* Exercise brief *
Every record here should be printed again exactly.
### Supplied material ###
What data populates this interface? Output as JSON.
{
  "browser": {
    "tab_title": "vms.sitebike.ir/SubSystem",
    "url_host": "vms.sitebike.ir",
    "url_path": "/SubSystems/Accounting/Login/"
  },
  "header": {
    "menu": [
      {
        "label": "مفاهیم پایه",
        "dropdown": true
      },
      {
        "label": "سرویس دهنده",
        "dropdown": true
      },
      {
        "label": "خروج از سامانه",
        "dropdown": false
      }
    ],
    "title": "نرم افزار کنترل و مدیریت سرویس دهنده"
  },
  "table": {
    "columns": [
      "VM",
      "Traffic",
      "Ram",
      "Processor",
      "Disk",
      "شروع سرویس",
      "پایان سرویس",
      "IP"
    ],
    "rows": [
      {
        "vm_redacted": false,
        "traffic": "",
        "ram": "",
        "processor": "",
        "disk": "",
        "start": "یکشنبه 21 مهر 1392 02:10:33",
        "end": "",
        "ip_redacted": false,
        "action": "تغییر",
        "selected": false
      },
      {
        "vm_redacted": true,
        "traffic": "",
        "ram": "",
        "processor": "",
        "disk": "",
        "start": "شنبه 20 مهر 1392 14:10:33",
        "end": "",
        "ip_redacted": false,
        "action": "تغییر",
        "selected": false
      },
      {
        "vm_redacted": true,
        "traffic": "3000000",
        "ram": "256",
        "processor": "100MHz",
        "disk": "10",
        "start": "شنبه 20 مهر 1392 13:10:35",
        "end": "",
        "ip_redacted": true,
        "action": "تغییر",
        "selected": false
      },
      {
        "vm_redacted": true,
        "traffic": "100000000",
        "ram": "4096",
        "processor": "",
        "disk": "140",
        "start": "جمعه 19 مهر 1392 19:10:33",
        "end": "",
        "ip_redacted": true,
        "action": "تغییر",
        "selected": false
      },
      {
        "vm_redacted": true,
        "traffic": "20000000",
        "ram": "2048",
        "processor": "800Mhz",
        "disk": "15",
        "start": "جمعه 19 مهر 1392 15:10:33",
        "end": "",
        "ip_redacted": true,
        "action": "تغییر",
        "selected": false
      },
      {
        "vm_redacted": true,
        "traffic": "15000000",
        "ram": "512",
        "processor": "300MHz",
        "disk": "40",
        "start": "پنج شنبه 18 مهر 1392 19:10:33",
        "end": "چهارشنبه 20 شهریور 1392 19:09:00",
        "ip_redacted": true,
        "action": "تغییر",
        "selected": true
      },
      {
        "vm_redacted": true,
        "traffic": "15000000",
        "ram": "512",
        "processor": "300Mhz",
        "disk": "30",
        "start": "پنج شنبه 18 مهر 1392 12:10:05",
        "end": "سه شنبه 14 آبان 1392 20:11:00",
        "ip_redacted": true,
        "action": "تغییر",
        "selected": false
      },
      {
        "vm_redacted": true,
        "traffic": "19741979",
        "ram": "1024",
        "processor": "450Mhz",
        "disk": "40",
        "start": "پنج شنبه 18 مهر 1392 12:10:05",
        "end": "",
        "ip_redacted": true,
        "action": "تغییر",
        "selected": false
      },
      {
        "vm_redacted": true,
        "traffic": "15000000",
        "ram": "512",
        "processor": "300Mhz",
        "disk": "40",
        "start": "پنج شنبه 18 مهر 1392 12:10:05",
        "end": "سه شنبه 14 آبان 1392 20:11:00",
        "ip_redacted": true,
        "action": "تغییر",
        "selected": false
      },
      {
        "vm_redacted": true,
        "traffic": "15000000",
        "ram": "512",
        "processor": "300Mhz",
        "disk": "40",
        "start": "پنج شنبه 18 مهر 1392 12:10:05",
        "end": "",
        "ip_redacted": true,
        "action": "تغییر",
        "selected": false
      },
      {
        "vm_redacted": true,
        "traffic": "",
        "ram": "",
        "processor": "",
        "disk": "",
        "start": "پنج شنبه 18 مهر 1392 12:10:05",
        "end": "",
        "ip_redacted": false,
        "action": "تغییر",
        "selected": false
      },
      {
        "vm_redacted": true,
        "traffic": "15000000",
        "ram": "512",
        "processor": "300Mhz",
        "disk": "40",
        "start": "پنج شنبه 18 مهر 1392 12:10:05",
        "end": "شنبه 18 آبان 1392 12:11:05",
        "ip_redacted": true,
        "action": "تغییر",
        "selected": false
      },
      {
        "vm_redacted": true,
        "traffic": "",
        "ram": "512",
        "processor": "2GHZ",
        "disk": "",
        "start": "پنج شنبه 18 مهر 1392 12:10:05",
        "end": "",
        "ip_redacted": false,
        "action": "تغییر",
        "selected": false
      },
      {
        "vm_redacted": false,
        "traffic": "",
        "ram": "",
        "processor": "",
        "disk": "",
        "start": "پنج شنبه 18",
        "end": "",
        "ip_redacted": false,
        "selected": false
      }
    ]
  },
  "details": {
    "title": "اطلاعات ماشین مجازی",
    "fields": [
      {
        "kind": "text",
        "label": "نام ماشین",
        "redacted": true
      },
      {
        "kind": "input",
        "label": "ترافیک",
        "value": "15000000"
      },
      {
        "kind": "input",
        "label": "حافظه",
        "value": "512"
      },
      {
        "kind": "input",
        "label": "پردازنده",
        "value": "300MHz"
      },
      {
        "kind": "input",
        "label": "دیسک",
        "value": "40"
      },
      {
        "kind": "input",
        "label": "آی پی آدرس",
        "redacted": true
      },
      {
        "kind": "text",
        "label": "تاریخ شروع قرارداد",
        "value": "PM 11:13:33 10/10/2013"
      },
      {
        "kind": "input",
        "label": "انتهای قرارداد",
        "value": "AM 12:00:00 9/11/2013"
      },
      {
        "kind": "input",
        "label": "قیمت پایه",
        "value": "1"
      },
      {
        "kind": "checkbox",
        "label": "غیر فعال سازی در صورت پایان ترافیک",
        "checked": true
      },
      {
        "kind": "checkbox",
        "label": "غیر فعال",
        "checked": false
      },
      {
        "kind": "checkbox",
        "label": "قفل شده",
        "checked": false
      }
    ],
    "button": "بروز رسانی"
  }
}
###
* Result for this task *
What data populates this interface? Output as JSON.
{
  "browser": {
    "tab_title": "vms.sitebike.ir/SubSystem",
    "url_host": "vms.sitebike.ir",
    "url_path": "/SubSystems/Accounting/Login/"
  },
  "header": {
    "menu": [
      {
        "label": "مفاهیم پایه",
        "dropdown": true
      },
      {
        "label": "سرویس دهنده",
        "dropdown": true
      },
      {
        "label": "خروج از سامانه",
        "dropdown": false
      }
    ],
    "title": "نرم افزار کنترل و مدیریت سرویس دهنده"
  },
  "table": {
    "columns": [
      "VM",
      "Traffic",
      "Ram",
      "Processor",
      "Disk",
      "شروع سرویس",
      "پایان سرویس",
      "IP"
    ],
    "rows": [
      {
        "vm_redacted": false,
        "traffic": "",
        "ram": "",
        "processor": "",
        "disk": "",
        "start": "یکشنبه 21 مهر 1392 02:10:33",
        "end": "",
        "ip_redacted": false,
        "action": "تغییر",
        "selected": false
      },
      {
        "vm_redacted": true,
        "traffic": "",
        "ram": "",
        "processor": "",
        "disk": "",
        "start": "شنبه 20 مهر 1392 14:10:33",
        "end": "",
        "ip_redacted": false,
        "action": "تغییر",
        "selected": false
      },
      {
        "vm_redacted": true,
        "traffic": "3000000",
        "ram": "256",
        "processor": "100MHz",
        "disk": "10",
        "start": "شنبه 20 مهر 1392 13:10:35",
        "end": "",
        "ip_redacted": true,
        "action": "تغییر",
        "selected": false
      },
      {
        "vm_redacted": true,
        "traffic": "100000000",
        "ram": "4096",
        "processor": "",
        "disk": "140",
        "start": "جمعه 19 مهر 1392 19:10:33",
        "end": "",
        "ip_redacted": true,
        "action": "تغییر",
        "selected": false
      },
      {
        "vm_redacted": true,
        "traffic": "20000000",
        "ram": "2048",
        "processor": "800Mhz",
        "disk": "15",
        "start": "جمعه 19 مهر 1392 15:10:33",
        "end": "",
        "ip_redacted": true,
        "action": "تغییر",
        "selected": false
      },
      {
        "vm_redacted": true,
        "traffic": "15000000",
        "ram": "512",
        "processor": "300MHz",
        "disk": "40",
        "start": "پنج شنبه 18 مهر 1392 19:10:33",
        "end": "چهارشنبه 20 شهریور 1392 19:09:00",
        "ip_redacted": true,
        "action": "تغییر",
        "selected": true
      },
      {
        "vm_redacted": true,
        "traffic": "15000000",
        "ram": "512",
        "processor": "300Mhz",
        "disk": "30",
        "start": "پنج شنبه 18 مهر 1392 12:10:05",
        "end": "سه شنبه 14 آبان 1392 20:11:00",
        "ip_redacted": true,
        "action": "تغییر",
        "selected": false
      },
      {
        "vm_redacted": true,
        "traffic": "19741979",
        "ram": "1024",
        "processor": "450Mhz",
        "disk": "40",
        "start": "پنج شنبه 18 مهر 1392 12:10:05",
        "end": "",
        "ip_redacted": true,
        "action": "تغییر",
        "selected": false
      },
      {
        "vm_redacted": true,
        "traffic": "15000000",
        "ram": "512",
        "processor": "300Mhz",
        "disk": "40",
        "start": "پنج شنبه 18 مهر 1392 12:10:05",
        "end": "سه شنبه 14 آبان 1392 20:11:00",
        "ip_redacted": true,
        "action": "تغییر",
        "selected": false
      },
      {
        "vm_redacted": true,
        "traffic": "15000000",
        "ram": "512",
        "processor": "300Mhz",
        "disk": "40",
        "start": "پنج شنبه 18 مهر 1392 12:10:05",
        "end": "",
        "ip_redacted": true,
        "action": "تغییر",
        "selected": false
      },
      {
        "vm_redacted": true,
        "traffic": "",
        "ram": "",
        "processor": "",
        "disk": "",
        "start": "پنج شنبه 18 مهر 1392 12:10:05",
        "end": "",
        "ip_redacted": false,
        "action": "تغییر",
        "selected": false
      },
      {
        "vm_redacted": true,
        "traffic": "15000000",
        "ram": "512",
        "processor": "300Mhz",
        "disk": "40",
        "start": "پنج شنبه 18 مهر 1392 12:10:05",
        "end": "شنبه 18 آبان 1392 12:11:05",
        "ip_redacted": true,
        "action": "تغییر",
        "selected": false
      },
      {
        "vm_redacted": true,
        "traffic": "",
        "ram": "512",
        "processor": "2GHZ",
        "disk": "",
        "start": "پنج شنبه 18 مهر 1392 12:10:05",
        "end": "",
        "ip_redacted": false,
        "action": "تغییر",
        "selected": false
      },
      {
        "vm_redacted": false,
        "traffic": "",
        "ram": "",
        "processor": "",
        "disk": "",
        "start": "پنج شنبه 18",
        "end": "",
        "ip_redacted": false,
        "selected": false
      }
    ]
  },
  "details": {
    "title": "اطلاعات ماشین مجازی",
    "fields": [
      {
        "kind": "text",
        "label": "نام ماشین",
        "redacted": true
      },
      {
        "kind": "input",
        "label": "ترافیک",
        "value": "15000000"
      },
      {
        "kind": "input",
        "label": "حافظه",
        "value": "512"
      },
      {
        "kind": "input",
        "label": "پردازنده",
        "value": "300MHz"
      },
      {
        "kind": "input",
        "label": "دیسک",
        "value": "40"
      },
      {
        "kind": "input",
        "label": "آی پی آدرس",
        "redacted": true
      },
      {
        "kind": "text",
        "label": "تاریخ شروع قرارداد",
        "value": "PM 11:13:33 10/10/2013"
      },
      {
        "kind": "input",
        "label": "انتهای قرارداد",
        "value": "AM 12:00:00 9/11/2013"
      },
      {
        "kind": "input",
        "label": "قیمت پایه",
        "value": "1"
      },
      {
        "kind": "checkbox",
        "label": "غیر فعال سازی در صورت پایان ترافیک",
        "checked": true
      },
      {
        "kind": "checkbox",
        "label": "غیر فعال",
        "checked": false
      },
      {
        "kind": "checkbox",
        "label": "قفل شده",
        "checked": false
      }
    ],
    "button": "بروز رسانی"
  }
}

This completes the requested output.